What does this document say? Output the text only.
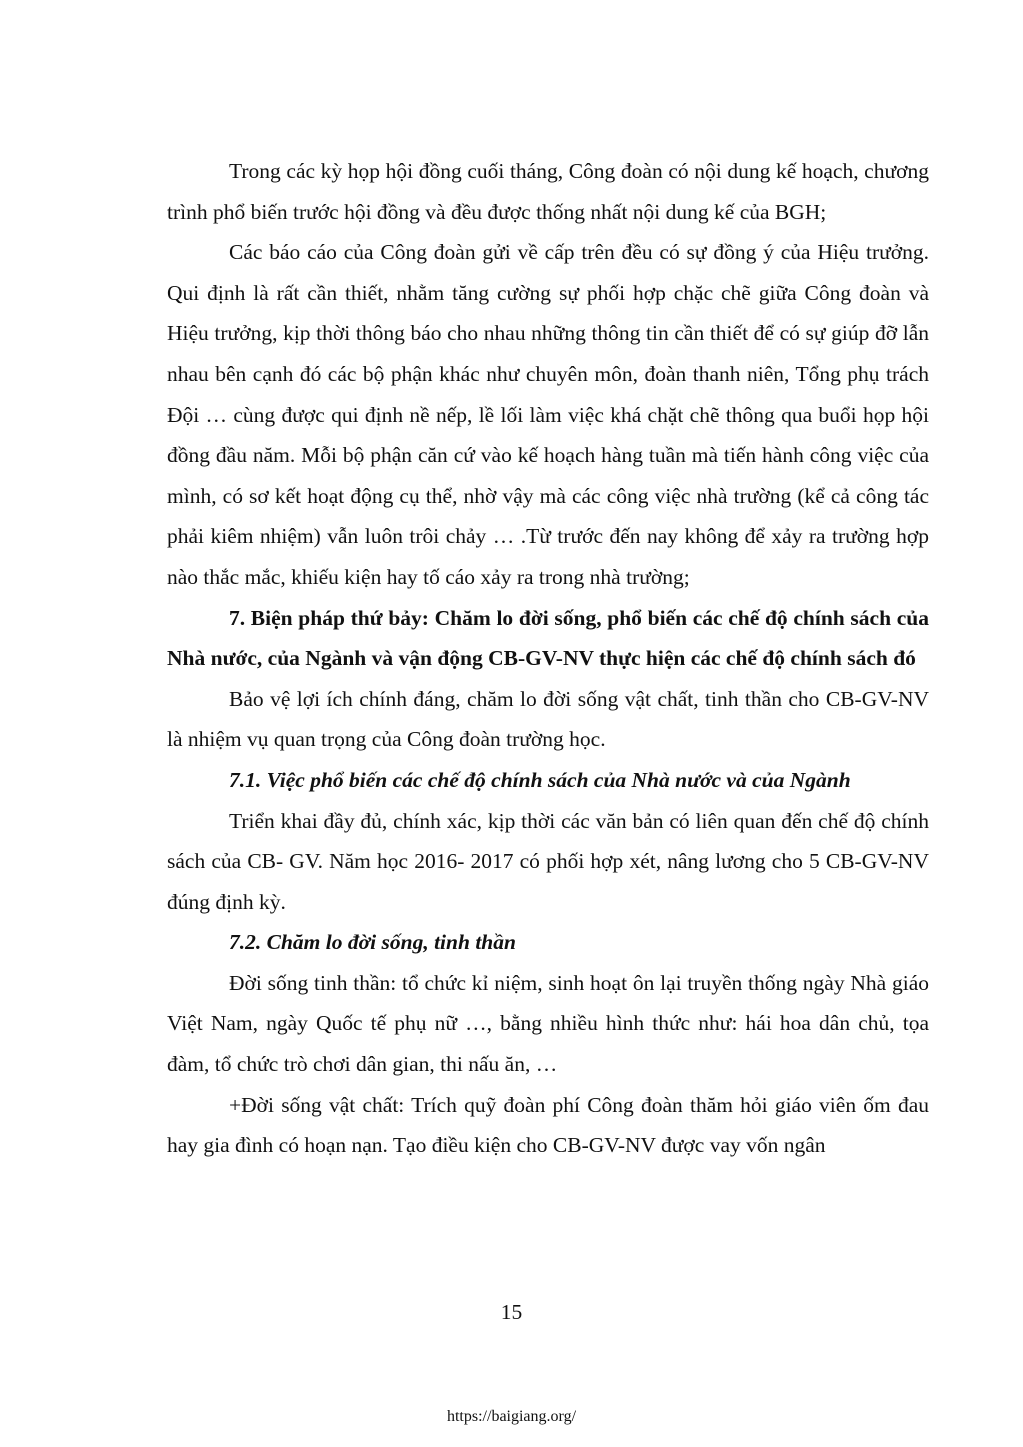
Trong các kỳ họp hội đồng cuối tháng, Công đoàn có nội dung kế hoạch, chương trình phổ biến trước hội đồng và đều được thống nhất nội dung kế của BGH;

Các báo cáo của Công đoàn gửi về cấp trên đều có sự đồng ý của Hiệu trưởng. Qui định là rất cần thiết, nhằm tăng cường sự phối hợp chặc chẽ giữa Công đoàn và Hiệu trưởng, kịp thời thông báo cho nhau những thông tin cần thiết để có sự giúp đỡ lẫn nhau bên cạnh đó các bộ phận khác như chuyên môn, đoàn thanh niên, Tổng phụ trách Đội … cùng được qui định nề nếp, lề lối làm việc khá chặt chẽ thông qua buổi họp hội đồng đầu năm. Mỗi bộ phận căn cứ vào kế hoạch hàng tuần mà tiến hành công việc của mình, có sơ kết hoạt động cụ thể, nhờ vậy mà các công việc nhà trường (kể cả công tác phải kiêm nhiệm) vẫn luôn trôi chảy … .Từ trước đến nay không để xảy ra trường hợp nào thắc mắc, khiếu kiện hay tố cáo xảy ra trong nhà trường;

7. Biện pháp thứ bảy: Chăm lo đời sống, phổ biến các chế độ chính sách của Nhà nước, của Ngành và vận động CB-GV-NV thực hiện các chế độ chính sách đó

Bảo vệ lợi ích chính đáng, chăm lo đời sống vật chất, tinh thần cho CB-GV-NV là nhiệm vụ quan trọng của Công đoàn trường học.

7.1. Việc phổ biến các chế độ chính sách của Nhà nước và của Ngành

Triển khai đầy đủ, chính xác, kịp thời các văn bản có liên quan đến chế độ chính sách của CB- GV. Năm học 2016- 2017 có phối hợp xét, nâng lương cho 5 CB-GV-NV đúng định kỳ.

7.2. Chăm lo đời sống, tinh thần

Đời sống tinh thần: tổ chức kỉ niệm, sinh hoạt ôn lại truyền thống ngày Nhà giáo Việt Nam, ngày Quốc tế phụ nữ …, bằng nhiều hình thức như: hái hoa dân chủ, tọa đàm, tổ chức trò chơi dân gian, thi nấu ăn, …

+Đời sống vật chất: Trích quỹ đoàn phí Công đoàn thăm hỏi giáo viên ốm đau hay gia đình có hoạn nạn. Tạo điều kiện cho CB-GV-NV được vay vốn ngân

15
https://baigiang.org/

§ Work required
Lines containing the word "thống" must all be returned from the material above.

§ Exercise output
Trong các kỳ họp hội đồng cuối tháng, Công đoàn có nội dung kế hoạch, chương trình phổ biến trước hội đồng và đều được thống nhất nội dung kế của BGH;
Đời sống tinh thần: tổ chức kỉ niệm, sinh hoạt ôn lại truyền thống ngày Nhà giáo Việt Nam, ngày Quốc tế phụ nữ …, bằng nhiều hình thức như: hái hoa dân chủ, tọa đàm, tổ chức trò chơi dân gian, thi nấu ăn, …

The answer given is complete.